**Chart and figure data:**
========================

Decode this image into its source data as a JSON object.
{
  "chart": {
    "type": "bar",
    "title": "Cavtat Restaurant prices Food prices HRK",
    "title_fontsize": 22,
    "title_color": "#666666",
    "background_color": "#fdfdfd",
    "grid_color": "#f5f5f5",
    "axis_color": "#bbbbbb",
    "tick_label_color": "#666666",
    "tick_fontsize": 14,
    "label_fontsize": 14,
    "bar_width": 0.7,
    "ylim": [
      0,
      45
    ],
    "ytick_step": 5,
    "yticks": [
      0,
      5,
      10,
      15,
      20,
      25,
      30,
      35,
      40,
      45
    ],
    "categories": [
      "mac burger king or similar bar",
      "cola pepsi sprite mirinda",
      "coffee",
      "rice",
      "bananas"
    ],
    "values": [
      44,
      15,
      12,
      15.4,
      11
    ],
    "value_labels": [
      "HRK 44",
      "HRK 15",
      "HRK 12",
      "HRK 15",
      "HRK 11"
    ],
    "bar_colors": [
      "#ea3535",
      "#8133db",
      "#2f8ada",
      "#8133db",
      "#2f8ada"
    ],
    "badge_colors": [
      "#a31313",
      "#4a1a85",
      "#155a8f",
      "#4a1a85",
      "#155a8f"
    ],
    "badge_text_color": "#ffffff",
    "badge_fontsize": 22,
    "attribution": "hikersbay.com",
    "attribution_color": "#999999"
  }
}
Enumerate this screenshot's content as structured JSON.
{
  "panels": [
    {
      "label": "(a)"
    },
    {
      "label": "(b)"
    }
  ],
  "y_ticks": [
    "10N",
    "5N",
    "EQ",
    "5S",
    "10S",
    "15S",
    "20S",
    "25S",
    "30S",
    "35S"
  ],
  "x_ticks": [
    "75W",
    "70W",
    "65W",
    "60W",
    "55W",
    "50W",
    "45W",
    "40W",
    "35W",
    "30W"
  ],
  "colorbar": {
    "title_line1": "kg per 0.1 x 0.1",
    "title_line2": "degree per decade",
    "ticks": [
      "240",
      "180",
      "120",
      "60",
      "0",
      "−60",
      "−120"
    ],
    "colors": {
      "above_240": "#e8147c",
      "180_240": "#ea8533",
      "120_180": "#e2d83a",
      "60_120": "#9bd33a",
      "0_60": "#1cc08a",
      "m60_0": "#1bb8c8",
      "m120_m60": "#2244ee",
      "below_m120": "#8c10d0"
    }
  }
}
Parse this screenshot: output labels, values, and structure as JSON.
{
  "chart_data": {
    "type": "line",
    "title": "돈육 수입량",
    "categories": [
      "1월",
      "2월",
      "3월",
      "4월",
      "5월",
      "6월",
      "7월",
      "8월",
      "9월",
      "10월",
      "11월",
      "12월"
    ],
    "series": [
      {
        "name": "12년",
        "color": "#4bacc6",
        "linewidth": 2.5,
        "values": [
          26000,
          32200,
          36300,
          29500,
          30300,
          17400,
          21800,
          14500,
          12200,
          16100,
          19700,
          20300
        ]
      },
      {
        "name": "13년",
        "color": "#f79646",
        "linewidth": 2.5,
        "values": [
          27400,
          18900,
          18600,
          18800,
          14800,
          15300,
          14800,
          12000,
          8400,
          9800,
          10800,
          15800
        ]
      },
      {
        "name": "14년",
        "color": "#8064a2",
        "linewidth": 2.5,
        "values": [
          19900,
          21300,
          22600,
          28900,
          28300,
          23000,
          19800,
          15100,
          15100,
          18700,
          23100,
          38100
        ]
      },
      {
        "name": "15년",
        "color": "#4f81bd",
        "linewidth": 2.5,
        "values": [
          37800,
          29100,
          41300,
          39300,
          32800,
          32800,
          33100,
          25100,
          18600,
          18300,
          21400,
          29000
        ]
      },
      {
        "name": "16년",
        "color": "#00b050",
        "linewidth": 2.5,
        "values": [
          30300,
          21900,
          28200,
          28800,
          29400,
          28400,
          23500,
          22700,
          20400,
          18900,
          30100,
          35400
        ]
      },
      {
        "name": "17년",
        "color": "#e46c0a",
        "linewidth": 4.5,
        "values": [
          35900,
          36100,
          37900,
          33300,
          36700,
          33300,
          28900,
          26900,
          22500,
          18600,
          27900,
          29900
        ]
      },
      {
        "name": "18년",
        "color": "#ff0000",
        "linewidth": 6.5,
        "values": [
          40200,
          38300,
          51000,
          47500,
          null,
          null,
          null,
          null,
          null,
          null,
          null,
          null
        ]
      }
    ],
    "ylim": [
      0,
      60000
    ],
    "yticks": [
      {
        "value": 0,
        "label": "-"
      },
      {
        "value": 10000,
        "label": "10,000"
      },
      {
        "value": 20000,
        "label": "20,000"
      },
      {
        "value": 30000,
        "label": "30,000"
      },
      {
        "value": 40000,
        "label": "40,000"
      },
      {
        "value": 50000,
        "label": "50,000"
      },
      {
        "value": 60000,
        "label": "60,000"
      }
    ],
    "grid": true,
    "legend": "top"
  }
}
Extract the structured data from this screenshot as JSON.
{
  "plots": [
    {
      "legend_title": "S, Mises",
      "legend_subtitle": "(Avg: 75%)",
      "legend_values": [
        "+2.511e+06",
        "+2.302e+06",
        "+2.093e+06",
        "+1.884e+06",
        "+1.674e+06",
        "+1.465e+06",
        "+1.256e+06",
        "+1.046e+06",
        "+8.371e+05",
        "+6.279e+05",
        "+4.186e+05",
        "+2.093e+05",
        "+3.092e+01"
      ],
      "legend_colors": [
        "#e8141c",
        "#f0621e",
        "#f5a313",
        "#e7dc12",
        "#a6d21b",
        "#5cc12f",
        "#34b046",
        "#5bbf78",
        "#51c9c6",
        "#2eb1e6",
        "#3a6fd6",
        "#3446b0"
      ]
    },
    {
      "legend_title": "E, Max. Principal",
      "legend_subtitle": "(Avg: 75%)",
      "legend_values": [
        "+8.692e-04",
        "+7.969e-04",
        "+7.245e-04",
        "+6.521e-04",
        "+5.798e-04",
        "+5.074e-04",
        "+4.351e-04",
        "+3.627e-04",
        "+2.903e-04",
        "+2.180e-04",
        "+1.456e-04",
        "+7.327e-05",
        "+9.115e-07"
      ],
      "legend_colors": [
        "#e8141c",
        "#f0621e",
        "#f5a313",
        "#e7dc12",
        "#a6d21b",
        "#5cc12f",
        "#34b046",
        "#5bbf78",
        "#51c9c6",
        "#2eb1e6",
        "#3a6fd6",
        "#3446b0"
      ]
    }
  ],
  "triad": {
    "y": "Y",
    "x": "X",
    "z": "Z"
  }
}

========================

**TASK:**
Exactly reproduce every line found in the records.

**EXERCISE ANSWER:**
Decode this image into its source data as a JSON object.
{
  "chart": {
    "type": "bar",
    "title": "Cavtat Restaurant prices Food prices HRK",
    "title_fontsize": 22,
    "title_color": "#666666",
    "background_color": "#fdfdfd",
    "grid_color": "#f5f5f5",
    "axis_color": "#bbbbbb",
    "tick_label_color": "#666666",
    "tick_fontsize": 14,
    "label_fontsize": 14,
    "bar_width": 0.7,
    "ylim": [
      0,
      45
    ],
    "ytick_step": 5,
    "yticks": [
      0,
      5,
      10,
      15,
      20,
      25,
      30,
      35,
      40,
      45
    ],
    "categories": [
      "mac burger king or similar bar",
      "cola pepsi sprite mirinda",
      "coffee",
      "rice",
      "bananas"
    ],
    "values": [
      44,
      15,
      12,
      15.4,
      11
    ],
    "value_labels": [
      "HRK 44",
      "HRK 15",
      "HRK 12",
      "HRK 15",
      "HRK 11"
    ],
    "bar_colors": [
      "#ea3535",
      "#8133db",
      "#2f8ada",
      "#8133db",
      "#2f8ada"
    ],
    "badge_colors": [
      "#a31313",
      "#4a1a85",
      "#155a8f",
      "#4a1a85",
      "#155a8f"
    ],
    "badge_text_color": "#ffffff",
    "badge_fontsize": 22,
    "attribution": "hikersbay.com",
    "attribution_color": "#999999"
  }
}
Enumerate this screenshot's content as structured JSON.
{
  "panels": [
    {
      "label": "(a)"
    },
    {
      "label": "(b)"
    }
  ],
  "y_ticks": [
    "10N",
    "5N",
    "EQ",
    "5S",
    "10S",
    "15S",
    "20S",
    "25S",
    "30S",
    "35S"
  ],
  "x_ticks": [
    "75W",
    "70W",
    "65W",
    "60W",
    "55W",
    "50W",
    "45W",
    "40W",
    "35W",
    "30W"
  ],
  "colorbar": {
    "title_line1": "kg per 0.1 x 0.1",
    "title_line2": "degree per decade",
    "ticks": [
      "240",
      "180",
      "120",
      "60",
      "0",
      "−60",
      "−120"
    ],
    "colors": {
      "above_240": "#e8147c",
      "180_240": "#ea8533",
      "120_180": "#e2d83a",
      "60_120": "#9bd33a",
      "0_60": "#1cc08a",
      "m60_0": "#1bb8c8",
      "m120_m60": "#2244ee",
      "below_m120": "#8c10d0"
    }
  }
}
Parse this screenshot: output labels, values, and structure as JSON.
{
  "chart_data": {
    "type": "line",
    "title": "돈육 수입량",
    "categories": [
      "1월",
      "2월",
      "3월",
      "4월",
      "5월",
      "6월",
      "7월",
      "8월",
      "9월",
      "10월",
      "11월",
      "12월"
    ],
    "series": [
      {
        "name": "12년",
        "color": "#4bacc6",
        "linewidth": 2.5,
        "values": [
          26000,
          32200,
          36300,
          29500,
          30300,
          17400,
          21800,
          14500,
          12200,
          16100,
          19700,
          20300
        ]
      },
      {
        "name": "13년",
        "color": "#f79646",
        "linewidth": 2.5,
        "values": [
          27400,
          18900,
          18600,
          18800,
          14800,
          15300,
          14800,
          12000,
          8400,
          9800,
          10800,
          15800
        ]
      },
      {
        "name": "14년",
        "color": "#8064a2",
        "linewidth": 2.5,
        "values": [
          19900,
          21300,
          22600,
          28900,
          28300,
          23000,
          19800,
          15100,
          15100,
          18700,
          23100,
          38100
        ]
      },
      {
        "name": "15년",
        "color": "#4f81bd",
        "linewidth": 2.5,
        "values": [
          37800,
          29100,
          41300,
          39300,
          32800,
          32800,
          33100,
          25100,
          18600,
          18300,
          21400,
          29000
        ]
      },
      {
        "name": "16년",
        "color": "#00b050",
        "linewidth": 2.5,
        "values": [
          30300,
          21900,
          28200,
          28800,
          29400,
          28400,
          23500,
          22700,
          20400,
          18900,
          30100,
          35400
        ]
      },
      {
        "name": "17년",
        "color": "#e46c0a",
        "linewidth": 4.5,
        "values": [
          35900,
          36100,
          37900,
          33300,
          36700,
          33300,
          28900,
          26900,
          22500,
          18600,
          27900,
          29900
        ]
      },
      {
        "name": "18년",
        "color": "#ff0000",
        "linewidth": 6.5,
        "values": [
          40200,
          38300,
          51000,
          47500,
          null,
          null,
          null,
          null,
          null,
          null,
          null,
          null
        ]
      }
    ],
    "ylim": [
      0,
      60000
    ],
    "yticks": [
      {
        "value": 0,
        "label": "-"
      },
      {
        "value": 10000,
        "label": "10,000"
      },
      {
        "value": 20000,
        "label": "20,000"
      },
      {
        "value": 30000,
        "label": "30,000"
      },
      {
        "value": 40000,
        "label": "40,000"
      },
      {
        "value": 50000,
        "label": "50,000"
      },
      {
        "value": 60000,
        "label": "60,000"
      }
    ],
    "grid": true,
    "legend": "top"
  }
}
Extract the structured data from this screenshot as JSON.
{
  "plots": [
    {
      "legend_title": "S, Mises",
      "legend_subtitle": "(Avg: 75%)",
      "legend_values": [
        "+2.511e+06",
        "+2.302e+06",
        "+2.093e+06",
        "+1.884e+06",
        "+1.674e+06",
        "+1.465e+06",
        "+1.256e+06",
        "+1.046e+06",
        "+8.371e+05",
        "+6.279e+05",
        "+4.186e+05",
        "+2.093e+05",
        "+3.092e+01"
      ],
      "legend_colors": [
        "#e8141c",
        "#f0621e",
        "#f5a313",
        "#e7dc12",
        "#a6d21b",
        "#5cc12f",
        "#34b046",
        "#5bbf78",
        "#51c9c6",
        "#2eb1e6",
        "#3a6fd6",
        "#3446b0"
      ]
    },
    {
      "legend_title": "E, Max. Principal",
      "legend_subtitle": "(Avg: 75%)",
      "legend_values": [
        "+8.692e-04",
        "+7.969e-04",
        "+7.245e-04",
        "+6.521e-04",
        "+5.798e-04",
        "+5.074e-04",
        "+4.351e-04",
        "+3.627e-04",
        "+2.903e-04",
        "+2.180e-04",
        "+1.456e-04",
        "+7.327e-05",
        "+9.115e-07"
      ],
      "legend_colors": [
        "#e8141c",
        "#f0621e",
        "#f5a313",
        "#e7dc12",
        "#a6d21b",
        "#5cc12f",
        "#34b046",
        "#5bbf78",
        "#51c9c6",
        "#2eb1e6",
        "#3a6fd6",
        "#3446b0"
      ]
    }
  ],
  "triad": {
    "y": "Y",
    "x": "X",
    "z": "Z"
  }
}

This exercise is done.